Selected passage:
Sometimes People Forget album art
3 April 2015

Translator was one of the first “new wave” groups I got into back in my college years. The polished songs people are used to hearing out of 415 Records are not what you’ll hear on this collection of unreleased demos and alternate versions spanning from 1979-1985. Rather, this compilation reveals the roughness and edginess inherent in early music experiments in this genre, and also shows the punk influence on this San Francisco by way of LA group. For starters, “Everywhere That I’m Not” practically defined an entire musical decade for me. It was a hit for the band on college radio and stays with me to this day. “Starry Eyes” by The Records is another such song, from another iconic band from the late 70s/early 80s. Also evident is the 50s rock and roll influence (listen to opening song “Translator”) to see what I mean. The early version of “Everywhere That I’m Not” has shaky, nervous vocals, yet it captures the same punky spirit that pervaded the finished version we all came to know on the band’s excellent debut, Heartbeats and Triggers.

Given data:
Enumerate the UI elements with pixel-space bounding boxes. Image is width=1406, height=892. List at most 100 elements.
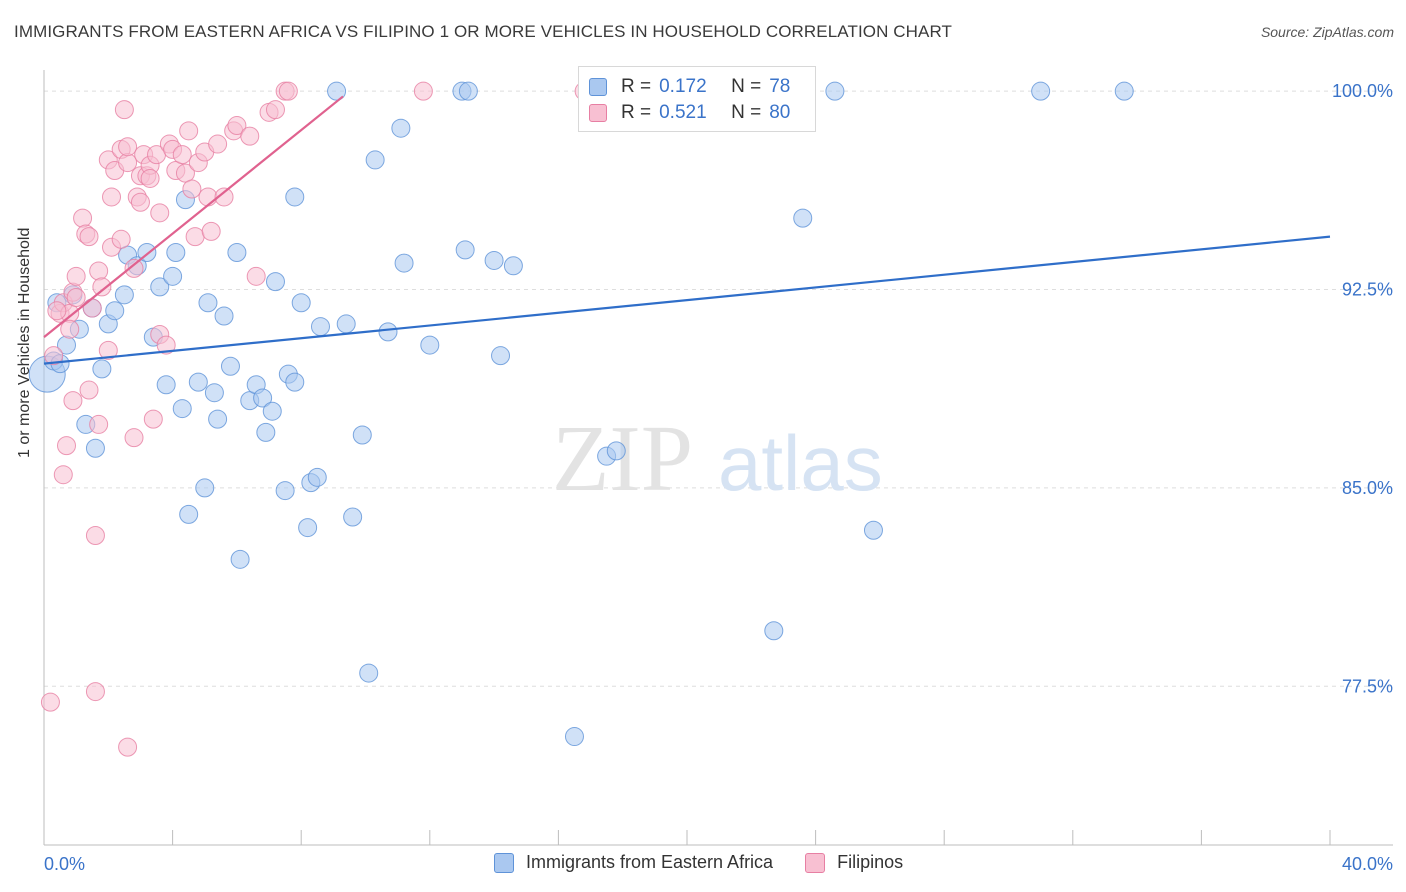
data-point — [118, 737, 138, 757]
data-point — [114, 285, 134, 305]
data-point — [79, 227, 99, 247]
x-tick-label-min: 0.0% — [44, 854, 85, 874]
legend-swatch-blue — [494, 852, 514, 873]
data-point — [208, 409, 228, 429]
data-point — [198, 293, 218, 313]
trend-line-filipinos — [43, 95, 344, 339]
data-point — [413, 81, 433, 101]
data-point — [85, 526, 105, 546]
data-point — [188, 372, 208, 392]
data-point — [1031, 81, 1051, 101]
y-axis-label: 1 or more Vehicles in Household — [16, 227, 33, 458]
data-point — [92, 277, 112, 297]
data-point — [307, 467, 327, 487]
y-tick-label: 92.5% — [1342, 280, 1393, 300]
data-point — [111, 229, 131, 249]
data-point — [230, 549, 250, 569]
data-point — [484, 250, 504, 270]
data-point — [291, 293, 311, 313]
legend-label: Filipinos — [837, 852, 904, 872]
series-filipinos — [40, 81, 594, 757]
data-point — [265, 272, 285, 292]
y-tick-labels: 77.5% 85.0% 92.5% 100.0% — [1332, 81, 1393, 696]
x-tick-label-max: 40.0% — [1342, 854, 1393, 874]
legend-row-filipinos: R = 0.521 N = 80 — [589, 100, 790, 126]
data-point — [256, 422, 276, 442]
data-point — [378, 322, 398, 342]
data-point — [455, 240, 475, 260]
data-point — [391, 118, 411, 138]
data-point — [285, 372, 305, 392]
axes — [43, 70, 1393, 846]
data-point — [793, 208, 813, 228]
legend-item-eastern-africa[interactable]: Immigrants from Eastern Africa — [494, 852, 773, 873]
data-point — [394, 253, 414, 273]
data-point — [172, 145, 192, 165]
data-point — [98, 340, 118, 360]
watermark-atlas: atlas — [718, 419, 883, 507]
data-point — [201, 221, 221, 241]
data-point — [150, 203, 170, 223]
data-point — [352, 425, 372, 445]
data-point — [47, 301, 67, 321]
data-point — [204, 383, 224, 403]
trend-line-eastern-africa — [43, 235, 1331, 365]
data-point — [491, 346, 511, 366]
data-point — [63, 391, 83, 411]
data-point — [150, 277, 170, 297]
gridlines — [44, 90, 1393, 687]
x-tick-labels: 0.0% 40.0% — [44, 854, 1393, 874]
data-point — [66, 287, 86, 307]
data-point — [130, 192, 150, 212]
data-point — [66, 266, 86, 286]
data-point — [40, 692, 60, 712]
data-point — [240, 126, 260, 146]
series-legend: Immigrants from Eastern Africa Filipinos — [494, 852, 935, 873]
watermark: ZIP atlas — [552, 407, 883, 511]
data-point — [208, 134, 228, 154]
data-point — [310, 317, 330, 337]
data-point — [262, 401, 282, 421]
data-point — [863, 520, 883, 540]
data-point — [198, 187, 218, 207]
data-point — [336, 314, 356, 334]
data-point — [606, 441, 626, 461]
data-point — [105, 301, 125, 321]
data-point — [298, 518, 318, 538]
y-tick-label: 100.0% — [1332, 81, 1393, 101]
data-point — [89, 261, 109, 281]
data-point — [156, 335, 176, 355]
data-point — [182, 179, 202, 199]
data-point — [227, 116, 247, 136]
legend-n-value: 78 — [769, 76, 791, 97]
data-point — [179, 504, 199, 524]
data-point — [53, 465, 73, 485]
legend-swatch-blue — [589, 78, 607, 96]
data-point — [825, 81, 845, 101]
data-point — [114, 100, 134, 120]
data-point — [458, 81, 478, 101]
legend-n-value: 80 — [769, 102, 791, 123]
data-point — [79, 380, 99, 400]
chart-title: IMMIGRANTS FROM EASTERN AFRICA VS FILIPI… — [14, 22, 953, 41]
data-point — [140, 168, 160, 188]
legend-item-filipinos[interactable]: Filipinos — [805, 852, 903, 873]
data-point — [172, 399, 192, 419]
data-point — [214, 187, 234, 207]
data-point — [195, 478, 215, 498]
data-point — [92, 359, 112, 379]
data-point — [275, 481, 295, 501]
legend-n-label: N = — [731, 76, 762, 97]
data-point — [564, 727, 584, 747]
data-point — [185, 227, 205, 247]
trend-lines — [43, 95, 1331, 365]
data-point — [73, 208, 93, 228]
data-point — [124, 258, 144, 278]
data-point — [124, 428, 144, 448]
data-point — [214, 306, 234, 326]
data-point — [82, 298, 102, 318]
data-point — [166, 243, 186, 263]
data-point — [253, 388, 273, 408]
data-point — [179, 121, 199, 141]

Written exercise 1: In the records, copy out every line from the one with "data-point — [118, 737, 138, 757]" to the one with "data-point — [198, 293, 218, 313]", keeping both of those lines.
Written exercise 2: Continue the review of the Translator demo compilation beyond its last sentence.
The records are unrelated to the text.

Task output 1:
data-point — [118, 737, 138, 757]
data-point — [114, 285, 134, 305]
data-point — [79, 227, 99, 247]
x-tick-label-min: 0.0% — [44, 854, 85, 874]
legend-swatch-blue — [494, 852, 514, 873]
data-point — [208, 409, 228, 429]
data-point — [198, 293, 218, 313]

Task output 2:
Robert Darlington and Steve Barton, both singer/guitarists, added a nice variety of vocal stylings across the board. Regretfully, there is no alternate version of “No Time Like Now”, my favorite song by the band, a perfect amalgamation of folk rock and that frenetic new wave energy the band excels in. Instead, we have “Optimism”, a raw slice of energy, and “Necessary Spinning”, much the same as on their first record. “Get Out” is a protest song in the vein of “Sleeping Snakes”, and “Everything is Falling” is an upbeat number that appeared on the band’s second album. By the band’s third album, simply called Translator, the group was crafting gems such as “Gravity”, simply excellent tunes with gorgeous harmonies and tightly executed playing. Robert and Steve’s voices blended together seamlessly on this and other tracks. “We Fell Away” is a great tune that would have easily slotted into the other tunes on their debut, and “Winter Crying”, a slow, pensive piece appeared in its final form on the band’s fourth album, Evening of the Harvest. Other notable songs are “Standing in Line”, a fast but deftly played song that was a staple of their live shows, and “Inside My Mind”. I also really like “Friends of the Future” and “Fall Forever”, both memorable songs that also appeared on their excellent third album.

In summary, this is a fine collection of rarities chronicling the rise of a band that I’ve never forgotten, accompanied by extensive liner notes from Steve Barton. Even better, the band is back together and working on new material. So this is a perfect time to pick up this collection and get in on the musical action.

Get the album here.

Check out the band’s web site.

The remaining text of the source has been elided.